__Exercise directions__
Using the listing below, report all lines holding the word "Итого".

__Data excerpts__
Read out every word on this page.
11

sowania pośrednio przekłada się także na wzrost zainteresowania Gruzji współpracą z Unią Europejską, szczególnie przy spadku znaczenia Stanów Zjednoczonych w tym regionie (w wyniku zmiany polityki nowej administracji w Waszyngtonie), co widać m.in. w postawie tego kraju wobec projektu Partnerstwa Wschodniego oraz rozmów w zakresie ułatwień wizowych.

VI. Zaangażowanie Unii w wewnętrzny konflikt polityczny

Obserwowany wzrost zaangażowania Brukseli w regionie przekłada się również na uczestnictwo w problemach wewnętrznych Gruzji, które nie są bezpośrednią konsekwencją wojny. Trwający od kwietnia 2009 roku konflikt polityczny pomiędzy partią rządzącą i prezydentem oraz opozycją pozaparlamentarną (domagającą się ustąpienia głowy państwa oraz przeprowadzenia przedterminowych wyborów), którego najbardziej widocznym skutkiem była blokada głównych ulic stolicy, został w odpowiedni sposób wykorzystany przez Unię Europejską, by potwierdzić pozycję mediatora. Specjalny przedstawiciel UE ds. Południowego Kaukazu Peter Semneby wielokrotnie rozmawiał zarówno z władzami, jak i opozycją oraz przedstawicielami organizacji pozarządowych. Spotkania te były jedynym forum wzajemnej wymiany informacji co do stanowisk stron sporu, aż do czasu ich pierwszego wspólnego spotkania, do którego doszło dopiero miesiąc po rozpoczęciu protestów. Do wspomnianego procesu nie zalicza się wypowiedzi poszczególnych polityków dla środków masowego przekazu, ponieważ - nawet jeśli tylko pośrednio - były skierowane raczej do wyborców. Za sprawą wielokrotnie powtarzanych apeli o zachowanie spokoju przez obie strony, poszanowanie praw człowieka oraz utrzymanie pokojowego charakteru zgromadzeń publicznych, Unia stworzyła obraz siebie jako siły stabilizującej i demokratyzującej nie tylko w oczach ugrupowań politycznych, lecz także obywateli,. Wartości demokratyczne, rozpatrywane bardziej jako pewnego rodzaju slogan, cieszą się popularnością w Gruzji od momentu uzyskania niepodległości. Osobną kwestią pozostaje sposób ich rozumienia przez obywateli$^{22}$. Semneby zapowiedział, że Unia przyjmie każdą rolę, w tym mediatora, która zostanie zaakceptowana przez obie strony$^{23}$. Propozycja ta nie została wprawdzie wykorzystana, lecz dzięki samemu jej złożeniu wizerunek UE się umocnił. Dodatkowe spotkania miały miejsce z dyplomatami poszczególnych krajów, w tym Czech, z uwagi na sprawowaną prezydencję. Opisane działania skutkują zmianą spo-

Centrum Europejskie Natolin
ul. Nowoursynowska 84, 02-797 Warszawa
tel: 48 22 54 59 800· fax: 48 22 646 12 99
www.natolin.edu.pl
* * *
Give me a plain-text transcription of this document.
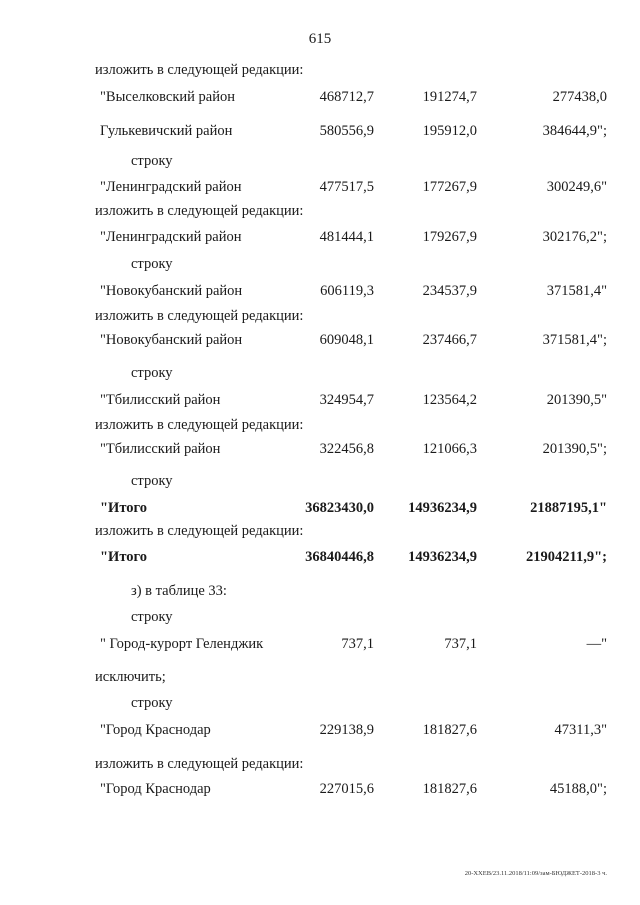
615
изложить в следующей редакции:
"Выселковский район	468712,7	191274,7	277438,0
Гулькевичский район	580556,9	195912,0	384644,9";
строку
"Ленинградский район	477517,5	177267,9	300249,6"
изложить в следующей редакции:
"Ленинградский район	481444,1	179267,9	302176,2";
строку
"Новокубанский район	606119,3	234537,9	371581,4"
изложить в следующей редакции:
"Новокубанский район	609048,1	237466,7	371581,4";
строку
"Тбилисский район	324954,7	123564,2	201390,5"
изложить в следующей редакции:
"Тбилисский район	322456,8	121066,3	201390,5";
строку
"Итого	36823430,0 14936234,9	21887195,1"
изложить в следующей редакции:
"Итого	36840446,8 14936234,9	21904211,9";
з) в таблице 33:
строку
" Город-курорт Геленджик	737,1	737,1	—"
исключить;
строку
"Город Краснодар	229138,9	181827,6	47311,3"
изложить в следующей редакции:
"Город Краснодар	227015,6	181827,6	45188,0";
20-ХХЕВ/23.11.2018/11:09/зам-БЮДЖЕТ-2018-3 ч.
---
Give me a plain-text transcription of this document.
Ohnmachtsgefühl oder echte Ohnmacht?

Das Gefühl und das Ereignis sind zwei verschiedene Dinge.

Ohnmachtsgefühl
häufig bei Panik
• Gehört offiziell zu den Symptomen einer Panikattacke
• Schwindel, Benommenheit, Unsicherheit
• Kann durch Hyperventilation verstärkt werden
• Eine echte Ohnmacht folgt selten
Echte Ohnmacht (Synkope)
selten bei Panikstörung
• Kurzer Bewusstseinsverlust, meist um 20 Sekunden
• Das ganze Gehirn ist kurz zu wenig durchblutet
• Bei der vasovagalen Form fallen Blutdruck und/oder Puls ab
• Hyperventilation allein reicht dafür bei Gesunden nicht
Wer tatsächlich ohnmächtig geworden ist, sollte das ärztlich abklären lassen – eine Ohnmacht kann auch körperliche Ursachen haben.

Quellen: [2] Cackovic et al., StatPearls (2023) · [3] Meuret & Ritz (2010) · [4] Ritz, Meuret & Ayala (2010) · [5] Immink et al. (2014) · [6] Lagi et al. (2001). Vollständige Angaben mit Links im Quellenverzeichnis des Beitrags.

__Answer to this problem__
"Итого	36823430,0 14936234,9	21887195,1"
"Итого	36840446,8 14936234,9	21904211,9";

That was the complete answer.